■ Problems to work on
1) Before the data, the recipes text has a paragraph starting "Take half a pound of strained honey". Rewrite it as a short list of steps and keep its main facts.
2) Quote everything in the recipes text from "HONEY PASTE (for" down to "round each cover.".
3) Continue the recipes text from the point where it stops, after the data.
* Begin Document extract *
In making yeast-powders, allow twice as much carbonate of soda as of tartaric acid. For instance, a level tea-spoonful of soda to a level salt-spoonful of the tartaric acid. Put up the two articles, separately folded in papers of different colours; the former in blue paper, the latter in white.

AN APPLE PANDOWDY.—

Make a good plain paste. Pare, core, and slice half a dozen or more fine large juicy apples, and strew among them sufficient brown sugar to make them very sweet; adding some cloves, cinnamon, or lemon-peel. Have ready a pint of sour milk. Butter a deep tin baking-pan, and put in the apples with the sugar and spice. Then, having dissolved, in a little lukewarm water, a small tea-spoonful of soda, stir it into the milk, the acid of which it will immediately remove. Pour the milk, foaming, upon the apples, and immediately put a lid or cover of paste over the top, in the manner of a pie. This crust should be rolled out rather thick. Notch the edge all round, having made it fit closely. Set it into a hot oven, and bake it an hour. Eat it warm, with sugar.

HONEY PASTE (for the HANDS.)—

Take half a pound of strained honey, half a pound of white wax, and half a pound of fresh lard. Cut up the wax very small, put it into a porcelain-lined saucepan, and set it over the fire till it is quite melted. Then add alternately the honey and the lard; stirring them all well together. Let them boil moderately, till they become a thick paste, about the consistence of simple cerate, or of lip salve. Then remove the saucepan from the fire, and stir into the mixture some rose-perfume, or carnation, or violet—no other. Transfer the paste, while warm, to gallicups with covers; and paste a slip of white paper round each cover.
* End Document extract *
* Begin Available data *
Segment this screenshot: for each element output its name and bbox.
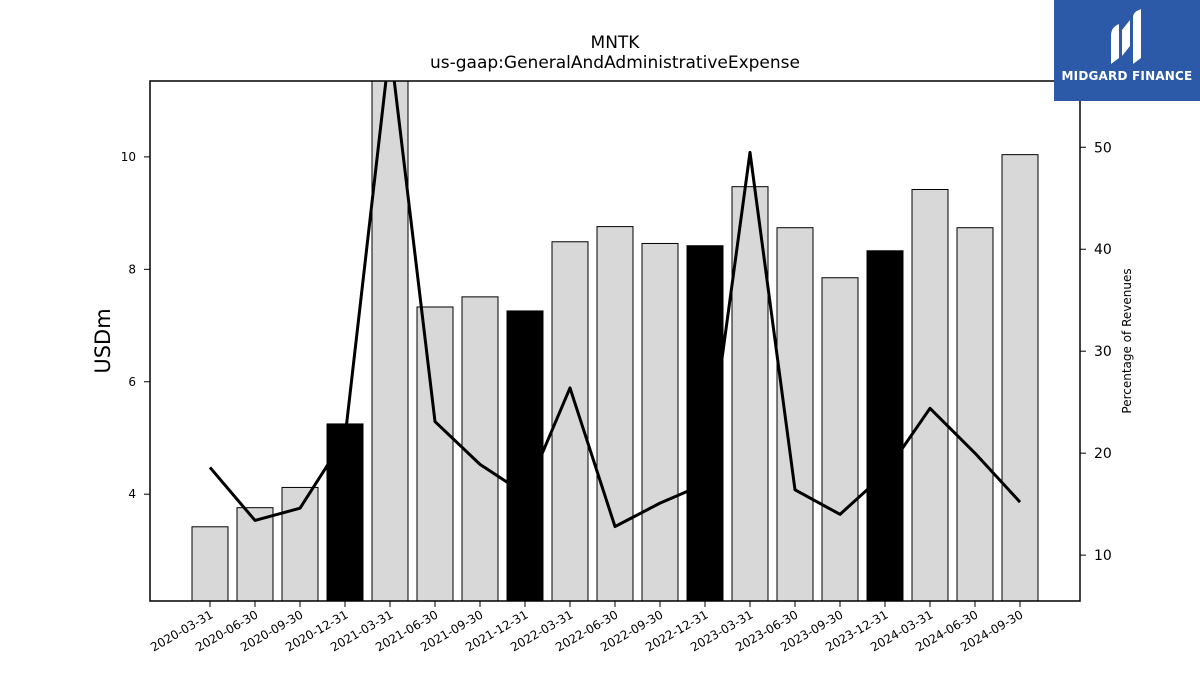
* End Available data *
■ Task-by-task answers
1)
- Gather half a pound each of strained honey, white wax, and fresh lard.
- Chop the wax very small and melt it over the fire in a porcelain-lined saucepan.
- Add the honey and lard by turns, stirring well.
- Boil moderately until it is a thick paste, about as thick as simple cerate or lip salve.
- Take it off the fire and stir in rose, carnation, or violet perfume, and no other.
- While it is still warm, move it into gallicups with covers, and paste a slip of white paper around each cover.

2)
HONEY PASTE (for the HANDS.)—

Take half a pound of strained honey, half a pound of white wax, and half a pound of fresh lard. Cut up the wax very small, put it into a porcelain-lined saucepan, and set it over the fire till it is quite melted. Then add alternately the honey and the lard; stirring them all well together. Let them boil moderately, till they become a thick paste, about the consistence of simple cerate, or of lip salve. Then remove the saucepan from the fire, and stir into the mixture some rose-perfume, or carnation, or violet—no other. Transfer the paste, while warm, to gallicups with covers; and paste a slip of white paper round each cover.

3)
For keeping the hands white and soft, and preventing their chapping, there is nothing superior to this paste; rubbing on a little of it, after dipping your hands lightly in water.

GLYCERINE.—

This is an excellent and very convenient preparation for the hands. Buy a bottle of it at one of the best druggists, and keep it well corked. After washing your hands with palm or castile soap, empty the basin, and pour in a little fresh water, to which add a few drops of glycerine. Finish your hands with this, rubbing it in hard. It will render them very soft and smooth, and prevent chapping. Try it, by all means.